_Task directions_. Quote the records in full and leave their pictures out.

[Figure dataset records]

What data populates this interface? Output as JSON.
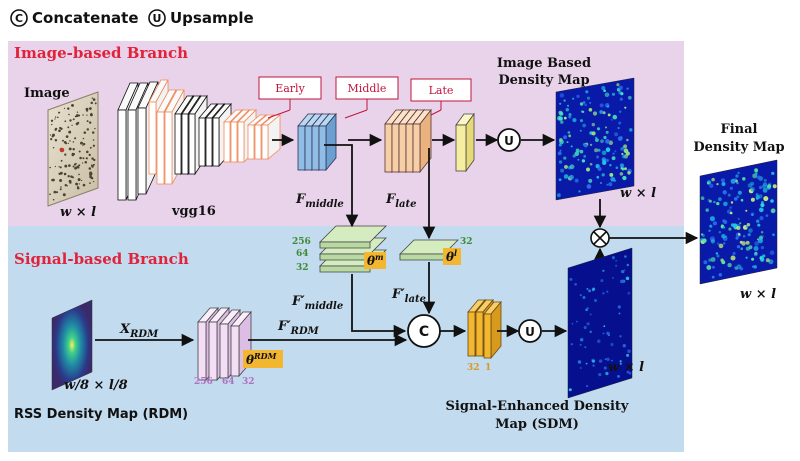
{
  "legend": {
    "concat_symbol": "C",
    "concat_label": "Concatenate",
    "upsample_symbol": "U",
    "upsample_label": "Upsample"
  },
  "branches": {
    "image": "Image-based Branch",
    "signal": "Signal-based Branch"
  },
  "image_branch": {
    "input_label": "Image",
    "input_size": "w × l",
    "backbone": "vgg16",
    "stages": [
      "Early",
      "Middle",
      "Late"
    ],
    "f_middle": "F",
    "f_middle_sub": "middle",
    "f_late": "F",
    "f_late_sub": "late",
    "output_title_1": "Image Based",
    "output_title_2": "Density Map",
    "output_size": "w × l"
  },
  "signal_branch": {
    "input_size": "w/8 × l/8",
    "input_caption": "RSS Density Map (RDM)",
    "x_rdm": "X",
    "x_rdm_sub": "RDM",
    "f_rdm": "F′",
    "f_rdm_sub": "RDM",
    "theta_rdm": "θ",
    "theta_rdm_sup": "RDM",
    "rdm_channels": [
      "256",
      "64",
      "32"
    ],
    "theta_m": "θ",
    "theta_m_sup": "m",
    "theta_m_channels": [
      "256",
      "64",
      "32"
    ],
    "theta_l": "θ",
    "theta_l_sup": "l",
    "theta_l_channels": [
      "32"
    ],
    "f_middle_prime": "F′",
    "f_middle_prime_sub": "middle",
    "f_late_prime": "F′",
    "f_late_prime_sub": "late",
    "sdm_channels": [
      "32",
      "1"
    ],
    "sdm_caption_1": "Signal-Enhanced Density",
    "sdm_caption_2": "Map (SDM)",
    "sdm_size": "w × l"
  },
  "final": {
    "title_1": "Final",
    "title_2": "Density Map",
    "size": "w × l"
  },
  "colors": {
    "image_bg": "#e9d3ea",
    "signal_bg": "#c2dbef",
    "branch_title": "#e0223a",
    "feature_blue": "#8fbde6",
    "feature_orange": "#f6cfa6",
    "feature_yellow": "#f5eea0",
    "feature_green": "#d4ecc0",
    "feature_pink": "#f3def6",
    "feature_gold": "#f2b630",
    "channel_green": "#3f8a35",
    "channel_purple": "#b070c0",
    "channel_gold": "#d69a20",
    "map_dark": "#07129a"
  }
}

_Solution_.
What data populates this interface? Output as JSON.
{
  "legend": {
    "concat_symbol": "C",
    "concat_label": "Concatenate",
    "upsample_symbol": "U",
    "upsample_label": "Upsample"
  },
  "branches": {
    "image": "Image-based Branch",
    "signal": "Signal-based Branch"
  },
  "image_branch": {
    "input_label": "Image",
    "input_size": "w × l",
    "backbone": "vgg16",
    "stages": [
      "Early",
      "Middle",
      "Late"
    ],
    "f_middle": "F",
    "f_middle_sub": "middle",
    "f_late": "F",
    "f_late_sub": "late",
    "output_title_1": "Image Based",
    "output_title_2": "Density Map",
    "output_size": "w × l"
  },
  "signal_branch": {
    "input_size": "w/8 × l/8",
    "input_caption": "RSS Density Map (RDM)",
    "x_rdm": "X",
    "x_rdm_sub": "RDM",
    "f_rdm": "F′",
    "f_rdm_sub": "RDM",
    "theta_rdm": "θ",
    "theta_rdm_sup": "RDM",
    "rdm_channels": [
      "256",
      "64",
      "32"
    ],
    "theta_m": "θ",
    "theta_m_sup": "m",
    "theta_m_channels": [
      "256",
      "64",
      "32"
    ],
    "theta_l": "θ",
    "theta_l_sup": "l",
    "theta_l_channels": [
      "32"
    ],
    "f_middle_prime": "F′",
    "f_middle_prime_sub": "middle",
    "f_late_prime": "F′",
    "f_late_prime_sub": "late",
    "sdm_channels": [
      "32",
      "1"
    ],
    "sdm_caption_1": "Signal-Enhanced Density",
    "sdm_caption_2": "Map (SDM)",
    "sdm_size": "w × l"
  },
  "final": {
    "title_1": "Final",
    "title_2": "Density Map",
    "size": "w × l"
  },
  "colors": {
    "image_bg": "#e9d3ea",
    "signal_bg": "#c2dbef",
    "branch_title": "#e0223a",
    "feature_blue": "#8fbde6",
    "feature_orange": "#f6cfa6",
    "feature_yellow": "#f5eea0",
    "feature_green": "#d4ecc0",
    "feature_pink": "#f3def6",
    "feature_gold": "#f2b630",
    "channel_green": "#3f8a35",
    "channel_purple": "#b070c0",
    "channel_gold": "#d69a20",
    "map_dark": "#07129a"
  }
}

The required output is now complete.